» Dataset excerpts
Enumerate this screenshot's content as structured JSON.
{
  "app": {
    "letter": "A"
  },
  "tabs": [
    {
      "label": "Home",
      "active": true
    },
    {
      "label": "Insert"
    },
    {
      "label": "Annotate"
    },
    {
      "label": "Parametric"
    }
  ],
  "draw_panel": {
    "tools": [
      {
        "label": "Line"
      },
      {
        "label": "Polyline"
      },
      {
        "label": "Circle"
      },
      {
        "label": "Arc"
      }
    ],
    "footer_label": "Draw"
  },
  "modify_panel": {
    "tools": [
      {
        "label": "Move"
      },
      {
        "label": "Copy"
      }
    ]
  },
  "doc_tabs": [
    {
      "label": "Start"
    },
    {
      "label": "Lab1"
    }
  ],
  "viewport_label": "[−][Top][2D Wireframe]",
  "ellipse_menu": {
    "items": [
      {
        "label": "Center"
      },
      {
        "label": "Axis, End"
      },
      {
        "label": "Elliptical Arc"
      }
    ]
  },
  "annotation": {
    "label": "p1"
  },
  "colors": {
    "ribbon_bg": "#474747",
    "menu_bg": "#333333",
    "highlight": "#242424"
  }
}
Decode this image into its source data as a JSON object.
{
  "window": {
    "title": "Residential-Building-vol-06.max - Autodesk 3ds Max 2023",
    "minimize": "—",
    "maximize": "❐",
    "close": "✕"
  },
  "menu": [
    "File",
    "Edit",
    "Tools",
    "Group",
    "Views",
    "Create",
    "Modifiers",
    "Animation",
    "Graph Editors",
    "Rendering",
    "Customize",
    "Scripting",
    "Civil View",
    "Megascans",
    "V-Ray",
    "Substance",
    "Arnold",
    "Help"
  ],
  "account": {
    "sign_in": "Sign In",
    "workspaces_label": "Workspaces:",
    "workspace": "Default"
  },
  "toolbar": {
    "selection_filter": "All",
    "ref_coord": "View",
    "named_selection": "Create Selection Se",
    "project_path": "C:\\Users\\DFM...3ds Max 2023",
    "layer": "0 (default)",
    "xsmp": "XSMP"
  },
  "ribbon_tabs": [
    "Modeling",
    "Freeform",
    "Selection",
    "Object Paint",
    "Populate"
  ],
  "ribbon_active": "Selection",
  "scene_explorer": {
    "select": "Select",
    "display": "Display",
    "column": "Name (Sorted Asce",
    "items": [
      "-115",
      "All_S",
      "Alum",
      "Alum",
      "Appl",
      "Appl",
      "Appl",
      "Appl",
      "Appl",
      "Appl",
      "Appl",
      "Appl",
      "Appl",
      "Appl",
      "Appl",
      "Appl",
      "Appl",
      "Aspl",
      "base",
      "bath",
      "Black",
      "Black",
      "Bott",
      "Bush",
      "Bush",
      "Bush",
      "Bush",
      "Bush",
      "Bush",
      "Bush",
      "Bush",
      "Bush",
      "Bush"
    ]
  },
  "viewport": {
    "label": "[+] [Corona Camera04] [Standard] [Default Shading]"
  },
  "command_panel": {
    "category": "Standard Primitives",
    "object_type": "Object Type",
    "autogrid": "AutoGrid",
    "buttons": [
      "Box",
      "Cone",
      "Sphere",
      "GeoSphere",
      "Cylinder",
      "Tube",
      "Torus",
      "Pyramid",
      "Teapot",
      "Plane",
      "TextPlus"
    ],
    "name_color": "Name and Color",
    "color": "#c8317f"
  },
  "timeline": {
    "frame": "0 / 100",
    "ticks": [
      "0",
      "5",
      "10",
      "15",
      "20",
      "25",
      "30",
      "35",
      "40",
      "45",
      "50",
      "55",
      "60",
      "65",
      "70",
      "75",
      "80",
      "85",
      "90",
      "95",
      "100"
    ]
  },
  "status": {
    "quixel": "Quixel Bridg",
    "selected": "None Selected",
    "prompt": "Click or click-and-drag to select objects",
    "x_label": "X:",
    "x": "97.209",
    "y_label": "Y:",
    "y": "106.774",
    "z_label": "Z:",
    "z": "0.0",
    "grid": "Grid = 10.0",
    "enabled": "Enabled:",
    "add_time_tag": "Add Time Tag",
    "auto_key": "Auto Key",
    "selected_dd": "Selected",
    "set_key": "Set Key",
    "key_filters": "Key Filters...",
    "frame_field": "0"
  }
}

» Problem requirements
Produce an exact copy of all the records.

» Exercise response
Enumerate this screenshot's content as structured JSON.
{
  "app": {
    "letter": "A"
  },
  "tabs": [
    {
      "label": "Home",
      "active": true
    },
    {
      "label": "Insert"
    },
    {
      "label": "Annotate"
    },
    {
      "label": "Parametric"
    }
  ],
  "draw_panel": {
    "tools": [
      {
        "label": "Line"
      },
      {
        "label": "Polyline"
      },
      {
        "label": "Circle"
      },
      {
        "label": "Arc"
      }
    ],
    "footer_label": "Draw"
  },
  "modify_panel": {
    "tools": [
      {
        "label": "Move"
      },
      {
        "label": "Copy"
      }
    ]
  },
  "doc_tabs": [
    {
      "label": "Start"
    },
    {
      "label": "Lab1"
    }
  ],
  "viewport_label": "[−][Top][2D Wireframe]",
  "ellipse_menu": {
    "items": [
      {
        "label": "Center"
      },
      {
        "label": "Axis, End"
      },
      {
        "label": "Elliptical Arc"
      }
    ]
  },
  "annotation": {
    "label": "p1"
  },
  "colors": {
    "ribbon_bg": "#474747",
    "menu_bg": "#333333",
    "highlight": "#242424"
  }
}
Decode this image into its source data as a JSON object.
{
  "window": {
    "title": "Residential-Building-vol-06.max - Autodesk 3ds Max 2023",
    "minimize": "—",
    "maximize": "❐",
    "close": "✕"
  },
  "menu": [
    "File",
    "Edit",
    "Tools",
    "Group",
    "Views",
    "Create",
    "Modifiers",
    "Animation",
    "Graph Editors",
    "Rendering",
    "Customize",
    "Scripting",
    "Civil View",
    "Megascans",
    "V-Ray",
    "Substance",
    "Arnold",
    "Help"
  ],
  "account": {
    "sign_in": "Sign In",
    "workspaces_label": "Workspaces:",
    "workspace": "Default"
  },
  "toolbar": {
    "selection_filter": "All",
    "ref_coord": "View",
    "named_selection": "Create Selection Se",
    "project_path": "C:\\Users\\DFM...3ds Max 2023",
    "layer": "0 (default)",
    "xsmp": "XSMP"
  },
  "ribbon_tabs": [
    "Modeling",
    "Freeform",
    "Selection",
    "Object Paint",
    "Populate"
  ],
  "ribbon_active": "Selection",
  "scene_explorer": {
    "select": "Select",
    "display": "Display",
    "column": "Name (Sorted Asce",
    "items": [
      "-115",
      "All_S",
      "Alum",
      "Alum",
      "Appl",
      "Appl",
      "Appl",
      "Appl",
      "Appl",
      "Appl",
      "Appl",
      "Appl",
      "Appl",
      "Appl",
      "Appl",
      "Appl",
      "Appl",
      "Aspl",
      "base",
      "bath",
      "Black",
      "Black",
      "Bott",
      "Bush",
      "Bush",
      "Bush",
      "Bush",
      "Bush",
      "Bush",
      "Bush",
      "Bush",
      "Bush",
      "Bush"
    ]
  },
  "viewport": {
    "label": "[+] [Corona Camera04] [Standard] [Default Shading]"
  },
  "command_panel": {
    "category": "Standard Primitives",
    "object_type": "Object Type",
    "autogrid": "AutoGrid",
    "buttons": [
      "Box",
      "Cone",
      "Sphere",
      "GeoSphere",
      "Cylinder",
      "Tube",
      "Torus",
      "Pyramid",
      "Teapot",
      "Plane",
      "TextPlus"
    ],
    "name_color": "Name and Color",
    "color": "#c8317f"
  },
  "timeline": {
    "frame": "0 / 100",
    "ticks": [
      "0",
      "5",
      "10",
      "15",
      "20",
      "25",
      "30",
      "35",
      "40",
      "45",
      "50",
      "55",
      "60",
      "65",
      "70",
      "75",
      "80",
      "85",
      "90",
      "95",
      "100"
    ]
  },
  "status": {
    "quixel": "Quixel Bridg",
    "selected": "None Selected",
    "prompt": "Click or click-and-drag to select objects",
    "x_label": "X:",
    "x": "97.209",
    "y_label": "Y:",
    "y": "106.774",
    "z_label": "Z:",
    "z": "0.0",
    "grid": "Grid = 10.0",
    "enabled": "Enabled:",
    "add_time_tag": "Add Time Tag",
    "auto_key": "Auto Key",
    "selected_dd": "Selected",
    "set_key": "Set Key",
    "key_filters": "Key Filters...",
    "frame_field": "0"
  }
}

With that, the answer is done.